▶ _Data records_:
::::::::

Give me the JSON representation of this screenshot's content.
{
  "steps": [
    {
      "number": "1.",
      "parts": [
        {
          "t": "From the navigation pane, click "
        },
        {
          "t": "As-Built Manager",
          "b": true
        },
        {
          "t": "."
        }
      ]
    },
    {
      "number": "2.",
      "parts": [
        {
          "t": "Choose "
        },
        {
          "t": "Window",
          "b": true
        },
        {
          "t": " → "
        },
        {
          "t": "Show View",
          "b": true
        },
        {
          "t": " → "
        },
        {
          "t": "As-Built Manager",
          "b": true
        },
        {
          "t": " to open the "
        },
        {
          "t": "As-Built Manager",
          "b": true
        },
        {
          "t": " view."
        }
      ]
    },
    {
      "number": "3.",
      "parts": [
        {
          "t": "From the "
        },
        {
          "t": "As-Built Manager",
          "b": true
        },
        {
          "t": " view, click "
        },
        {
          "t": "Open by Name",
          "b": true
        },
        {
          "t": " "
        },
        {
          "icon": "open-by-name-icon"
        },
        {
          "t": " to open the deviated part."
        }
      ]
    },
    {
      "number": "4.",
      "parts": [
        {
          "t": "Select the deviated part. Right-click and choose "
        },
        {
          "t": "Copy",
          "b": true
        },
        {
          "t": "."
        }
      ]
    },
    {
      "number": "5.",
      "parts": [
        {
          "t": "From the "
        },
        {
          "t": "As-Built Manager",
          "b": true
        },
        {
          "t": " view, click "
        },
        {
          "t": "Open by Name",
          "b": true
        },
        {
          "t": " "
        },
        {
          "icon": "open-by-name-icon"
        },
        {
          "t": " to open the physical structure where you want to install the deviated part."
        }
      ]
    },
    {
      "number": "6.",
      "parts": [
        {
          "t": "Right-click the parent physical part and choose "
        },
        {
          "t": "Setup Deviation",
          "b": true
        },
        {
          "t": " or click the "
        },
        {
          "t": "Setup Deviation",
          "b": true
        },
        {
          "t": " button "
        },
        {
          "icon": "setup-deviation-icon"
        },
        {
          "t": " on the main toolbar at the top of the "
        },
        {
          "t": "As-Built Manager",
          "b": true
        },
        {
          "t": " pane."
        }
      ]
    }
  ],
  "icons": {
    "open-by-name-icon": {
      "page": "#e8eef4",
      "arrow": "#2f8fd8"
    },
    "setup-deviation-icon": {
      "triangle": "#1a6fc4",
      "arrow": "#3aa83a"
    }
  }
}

::::::::

▶ _Stated problem_:
From the records above, extract everything verbatim.

▶ _Solution for this task_:
Give me the JSON representation of this screenshot's content.
{
  "steps": [
    {
      "number": "1.",
      "parts": [
        {
          "t": "From the navigation pane, click "
        },
        {
          "t": "As-Built Manager",
          "b": true
        },
        {
          "t": "."
        }
      ]
    },
    {
      "number": "2.",
      "parts": [
        {
          "t": "Choose "
        },
        {
          "t": "Window",
          "b": true
        },
        {
          "t": " → "
        },
        {
          "t": "Show View",
          "b": true
        },
        {
          "t": " → "
        },
        {
          "t": "As-Built Manager",
          "b": true
        },
        {
          "t": " to open the "
        },
        {
          "t": "As-Built Manager",
          "b": true
        },
        {
          "t": " view."
        }
      ]
    },
    {
      "number": "3.",
      "parts": [
        {
          "t": "From the "
        },
        {
          "t": "As-Built Manager",
          "b": true
        },
        {
          "t": " view, click "
        },
        {
          "t": "Open by Name",
          "b": true
        },
        {
          "t": " "
        },
        {
          "icon": "open-by-name-icon"
        },
        {
          "t": " to open the deviated part."
        }
      ]
    },
    {
      "number": "4.",
      "parts": [
        {
          "t": "Select the deviated part. Right-click and choose "
        },
        {
          "t": "Copy",
          "b": true
        },
        {
          "t": "."
        }
      ]
    },
    {
      "number": "5.",
      "parts": [
        {
          "t": "From the "
        },
        {
          "t": "As-Built Manager",
          "b": true
        },
        {
          "t": " view, click "
        },
        {
          "t": "Open by Name",
          "b": true
        },
        {
          "t": " "
        },
        {
          "icon": "open-by-name-icon"
        },
        {
          "t": " to open the physical structure where you want to install the deviated part."
        }
      ]
    },
    {
      "number": "6.",
      "parts": [
        {
          "t": "Right-click the parent physical part and choose "
        },
        {
          "t": "Setup Deviation",
          "b": true
        },
        {
          "t": " or click the "
        },
        {
          "t": "Setup Deviation",
          "b": true
        },
        {
          "t": " button "
        },
        {
          "icon": "setup-deviation-icon"
        },
        {
          "t": " on the main toolbar at the top of the "
        },
        {
          "t": "As-Built Manager",
          "b": true
        },
        {
          "t": " pane."
        }
      ]
    }
  ],
  "icons": {
    "open-by-name-icon": {
      "page": "#e8eef4",
      "arrow": "#2f8fd8"
    },
    "setup-deviation-icon": {
      "triangle": "#1a6fc4",
      "arrow": "#3aa83a"
    }
  }
}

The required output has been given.